— begin —
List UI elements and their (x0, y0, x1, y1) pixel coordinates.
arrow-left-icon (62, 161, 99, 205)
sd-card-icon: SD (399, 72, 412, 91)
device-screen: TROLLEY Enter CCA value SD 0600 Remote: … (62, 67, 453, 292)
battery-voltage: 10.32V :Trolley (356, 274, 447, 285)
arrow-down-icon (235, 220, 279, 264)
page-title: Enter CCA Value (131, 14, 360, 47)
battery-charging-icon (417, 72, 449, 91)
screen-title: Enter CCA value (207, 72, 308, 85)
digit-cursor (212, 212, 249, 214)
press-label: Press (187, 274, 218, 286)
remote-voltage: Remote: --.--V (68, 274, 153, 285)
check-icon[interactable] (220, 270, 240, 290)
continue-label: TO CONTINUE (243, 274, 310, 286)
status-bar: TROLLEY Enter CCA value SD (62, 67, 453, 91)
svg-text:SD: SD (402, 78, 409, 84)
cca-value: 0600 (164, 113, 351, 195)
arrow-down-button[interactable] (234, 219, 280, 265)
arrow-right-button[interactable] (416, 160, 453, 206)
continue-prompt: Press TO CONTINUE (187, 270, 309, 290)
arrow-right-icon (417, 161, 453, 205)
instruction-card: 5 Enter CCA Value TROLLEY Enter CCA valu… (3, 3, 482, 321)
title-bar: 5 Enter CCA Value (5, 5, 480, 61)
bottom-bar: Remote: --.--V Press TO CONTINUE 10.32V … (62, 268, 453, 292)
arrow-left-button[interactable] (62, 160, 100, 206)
— end —
• [PROMPT]:
Update the lines above by replacing every "10.32V" with "12.45V" and leaving everything else unchanged.

• [SOLVED EXERCISE]:
List UI elements and their (x0, y0, x1, y1) pixel coordinates.
arrow-left-icon (62, 161, 99, 205)
sd-card-icon: SD (399, 72, 412, 91)
device-screen: TROLLEY Enter CCA value SD 0600 Remote: … (62, 67, 453, 292)
battery-voltage: 12.45V :Trolley (356, 274, 447, 285)
arrow-down-icon (235, 220, 279, 264)
page-title: Enter CCA Value (131, 14, 360, 47)
battery-charging-icon (417, 72, 449, 91)
screen-title: Enter CCA value (207, 72, 308, 85)
digit-cursor (212, 212, 249, 214)
press-label: Press (187, 274, 218, 286)
remote-voltage: Remote: --.--V (68, 274, 153, 285)
check-icon[interactable] (220, 270, 240, 290)
continue-label: TO CONTINUE (243, 274, 310, 286)
status-bar: TROLLEY Enter CCA value SD (62, 67, 453, 91)
svg-text:SD: SD (402, 78, 409, 84)
cca-value: 0600 (164, 113, 351, 195)
arrow-down-button[interactable] (234, 219, 280, 265)
arrow-right-button[interactable] (416, 160, 453, 206)
continue-prompt: Press TO CONTINUE (187, 270, 309, 290)
arrow-right-icon (417, 161, 453, 205)
instruction-card: 5 Enter CCA Value TROLLEY Enter CCA valu… (3, 3, 482, 321)
title-bar: 5 Enter CCA Value (5, 5, 480, 61)
bottom-bar: Remote: --.--V Press TO CONTINUE 12.45V … (62, 268, 453, 292)
arrow-left-button[interactable] (62, 160, 100, 206)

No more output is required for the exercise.